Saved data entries
>> Start

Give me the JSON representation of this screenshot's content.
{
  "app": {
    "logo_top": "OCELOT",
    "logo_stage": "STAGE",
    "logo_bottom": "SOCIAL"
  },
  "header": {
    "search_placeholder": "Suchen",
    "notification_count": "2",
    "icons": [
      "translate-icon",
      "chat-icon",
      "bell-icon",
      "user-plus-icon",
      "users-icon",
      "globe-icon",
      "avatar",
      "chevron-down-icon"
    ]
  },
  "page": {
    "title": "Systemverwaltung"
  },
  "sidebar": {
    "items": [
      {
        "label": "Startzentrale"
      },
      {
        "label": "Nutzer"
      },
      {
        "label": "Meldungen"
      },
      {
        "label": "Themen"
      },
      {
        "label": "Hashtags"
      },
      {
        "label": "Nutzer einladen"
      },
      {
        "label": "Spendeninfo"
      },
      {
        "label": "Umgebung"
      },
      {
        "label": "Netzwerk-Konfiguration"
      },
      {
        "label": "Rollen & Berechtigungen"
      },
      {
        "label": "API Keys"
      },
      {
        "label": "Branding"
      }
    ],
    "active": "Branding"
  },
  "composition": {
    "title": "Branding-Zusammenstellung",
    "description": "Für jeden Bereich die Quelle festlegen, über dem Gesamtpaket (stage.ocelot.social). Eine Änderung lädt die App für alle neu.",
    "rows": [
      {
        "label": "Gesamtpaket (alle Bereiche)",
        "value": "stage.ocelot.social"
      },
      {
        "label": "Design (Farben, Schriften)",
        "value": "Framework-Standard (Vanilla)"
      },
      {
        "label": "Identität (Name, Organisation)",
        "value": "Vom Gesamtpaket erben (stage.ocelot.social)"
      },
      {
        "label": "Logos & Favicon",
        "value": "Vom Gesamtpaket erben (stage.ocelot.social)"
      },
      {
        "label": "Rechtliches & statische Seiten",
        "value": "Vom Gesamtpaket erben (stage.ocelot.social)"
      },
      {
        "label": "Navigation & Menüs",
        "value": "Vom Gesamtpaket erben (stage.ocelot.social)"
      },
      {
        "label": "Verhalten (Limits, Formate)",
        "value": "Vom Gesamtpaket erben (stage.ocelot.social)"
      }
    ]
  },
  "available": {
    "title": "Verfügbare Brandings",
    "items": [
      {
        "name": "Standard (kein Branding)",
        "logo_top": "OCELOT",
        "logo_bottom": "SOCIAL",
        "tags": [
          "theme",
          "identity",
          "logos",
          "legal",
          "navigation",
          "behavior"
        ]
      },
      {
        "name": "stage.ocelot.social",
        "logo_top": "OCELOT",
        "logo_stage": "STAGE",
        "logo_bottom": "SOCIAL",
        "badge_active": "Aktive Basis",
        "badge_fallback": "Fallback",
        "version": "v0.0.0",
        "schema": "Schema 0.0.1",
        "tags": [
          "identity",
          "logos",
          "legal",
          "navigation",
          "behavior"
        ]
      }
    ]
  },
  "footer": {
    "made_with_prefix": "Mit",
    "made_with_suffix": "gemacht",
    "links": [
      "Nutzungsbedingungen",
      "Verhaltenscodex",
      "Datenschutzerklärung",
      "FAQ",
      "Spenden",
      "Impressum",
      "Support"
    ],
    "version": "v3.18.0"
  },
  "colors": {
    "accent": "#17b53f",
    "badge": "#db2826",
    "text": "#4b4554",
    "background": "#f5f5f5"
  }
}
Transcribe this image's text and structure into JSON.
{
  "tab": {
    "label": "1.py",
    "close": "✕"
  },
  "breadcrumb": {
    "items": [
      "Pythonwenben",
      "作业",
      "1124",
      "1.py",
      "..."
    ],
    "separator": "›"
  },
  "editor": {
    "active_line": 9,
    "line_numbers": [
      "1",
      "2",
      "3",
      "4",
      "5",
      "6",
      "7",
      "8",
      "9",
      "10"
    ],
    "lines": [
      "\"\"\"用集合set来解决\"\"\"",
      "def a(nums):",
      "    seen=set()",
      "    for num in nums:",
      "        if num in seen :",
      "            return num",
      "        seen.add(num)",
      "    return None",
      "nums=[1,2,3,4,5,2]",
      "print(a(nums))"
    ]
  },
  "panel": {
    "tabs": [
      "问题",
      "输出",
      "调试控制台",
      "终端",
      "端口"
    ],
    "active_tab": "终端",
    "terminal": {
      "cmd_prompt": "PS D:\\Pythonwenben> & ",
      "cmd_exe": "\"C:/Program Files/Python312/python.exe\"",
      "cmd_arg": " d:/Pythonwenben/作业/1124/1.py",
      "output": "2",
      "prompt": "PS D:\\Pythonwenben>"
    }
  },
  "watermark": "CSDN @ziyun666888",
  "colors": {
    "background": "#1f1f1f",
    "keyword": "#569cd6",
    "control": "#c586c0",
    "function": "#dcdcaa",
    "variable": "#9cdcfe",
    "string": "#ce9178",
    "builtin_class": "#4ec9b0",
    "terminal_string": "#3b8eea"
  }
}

>> End

AIM OF THE EXERCISE:
Write out the entries above once more, without altering anything.

ANSWER TO THE EXERCISE:
Give me the JSON representation of this screenshot's content.
{
  "app": {
    "logo_top": "OCELOT",
    "logo_stage": "STAGE",
    "logo_bottom": "SOCIAL"
  },
  "header": {
    "search_placeholder": "Suchen",
    "notification_count": "2",
    "icons": [
      "translate-icon",
      "chat-icon",
      "bell-icon",
      "user-plus-icon",
      "users-icon",
      "globe-icon",
      "avatar",
      "chevron-down-icon"
    ]
  },
  "page": {
    "title": "Systemverwaltung"
  },
  "sidebar": {
    "items": [
      {
        "label": "Startzentrale"
      },
      {
        "label": "Nutzer"
      },
      {
        "label": "Meldungen"
      },
      {
        "label": "Themen"
      },
      {
        "label": "Hashtags"
      },
      {
        "label": "Nutzer einladen"
      },
      {
        "label": "Spendeninfo"
      },
      {
        "label": "Umgebung"
      },
      {
        "label": "Netzwerk-Konfiguration"
      },
      {
        "label": "Rollen & Berechtigungen"
      },
      {
        "label": "API Keys"
      },
      {
        "label": "Branding"
      }
    ],
    "active": "Branding"
  },
  "composition": {
    "title": "Branding-Zusammenstellung",
    "description": "Für jeden Bereich die Quelle festlegen, über dem Gesamtpaket (stage.ocelot.social). Eine Änderung lädt die App für alle neu.",
    "rows": [
      {
        "label": "Gesamtpaket (alle Bereiche)",
        "value": "stage.ocelot.social"
      },
      {
        "label": "Design (Farben, Schriften)",
        "value": "Framework-Standard (Vanilla)"
      },
      {
        "label": "Identität (Name, Organisation)",
        "value": "Vom Gesamtpaket erben (stage.ocelot.social)"
      },
      {
        "label": "Logos & Favicon",
        "value": "Vom Gesamtpaket erben (stage.ocelot.social)"
      },
      {
        "label": "Rechtliches & statische Seiten",
        "value": "Vom Gesamtpaket erben (stage.ocelot.social)"
      },
      {
        "label": "Navigation & Menüs",
        "value": "Vom Gesamtpaket erben (stage.ocelot.social)"
      },
      {
        "label": "Verhalten (Limits, Formate)",
        "value": "Vom Gesamtpaket erben (stage.ocelot.social)"
      }
    ]
  },
  "available": {
    "title": "Verfügbare Brandings",
    "items": [
      {
        "name": "Standard (kein Branding)",
        "logo_top": "OCELOT",
        "logo_bottom": "SOCIAL",
        "tags": [
          "theme",
          "identity",
          "logos",
          "legal",
          "navigation",
          "behavior"
        ]
      },
      {
        "name": "stage.ocelot.social",
        "logo_top": "OCELOT",
        "logo_stage": "STAGE",
        "logo_bottom": "SOCIAL",
        "badge_active": "Aktive Basis",
        "badge_fallback": "Fallback",
        "version": "v0.0.0",
        "schema": "Schema 0.0.1",
        "tags": [
          "identity",
          "logos",
          "legal",
          "navigation",
          "behavior"
        ]
      }
    ]
  },
  "footer": {
    "made_with_prefix": "Mit",
    "made_with_suffix": "gemacht",
    "links": [
      "Nutzungsbedingungen",
      "Verhaltenscodex",
      "Datenschutzerklärung",
      "FAQ",
      "Spenden",
      "Impressum",
      "Support"
    ],
    "version": "v3.18.0"
  },
  "colors": {
    "accent": "#17b53f",
    "badge": "#db2826",
    "text": "#4b4554",
    "background": "#f5f5f5"
  }
}
Transcribe this image's text and structure into JSON.
{
  "tab": {
    "label": "1.py",
    "close": "✕"
  },
  "breadcrumb": {
    "items": [
      "Pythonwenben",
      "作业",
      "1124",
      "1.py",
      "..."
    ],
    "separator": "›"
  },
  "editor": {
    "active_line": 9,
    "line_numbers": [
      "1",
      "2",
      "3",
      "4",
      "5",
      "6",
      "7",
      "8",
      "9",
      "10"
    ],
    "lines": [
      "\"\"\"用集合set来解决\"\"\"",
      "def a(nums):",
      "    seen=set()",
      "    for num in nums:",
      "        if num in seen :",
      "            return num",
      "        seen.add(num)",
      "    return None",
      "nums=[1,2,3,4,5,2]",
      "print(a(nums))"
    ]
  },
  "panel": {
    "tabs": [
      "问题",
      "输出",
      "调试控制台",
      "终端",
      "端口"
    ],
    "active_tab": "终端",
    "terminal": {
      "cmd_prompt": "PS D:\\Pythonwenben> & ",
      "cmd_exe": "\"C:/Program Files/Python312/python.exe\"",
      "cmd_arg": " d:/Pythonwenben/作业/1124/1.py",
      "output": "2",
      "prompt": "PS D:\\Pythonwenben>"
    }
  },
  "watermark": "CSDN @ziyun666888",
  "colors": {
    "background": "#1f1f1f",
    "keyword": "#569cd6",
    "control": "#c586c0",
    "function": "#dcdcaa",
    "variable": "#9cdcfe",
    "string": "#ce9178",
    "builtin_class": "#4ec9b0",
    "terminal_string": "#3b8eea"
  }
}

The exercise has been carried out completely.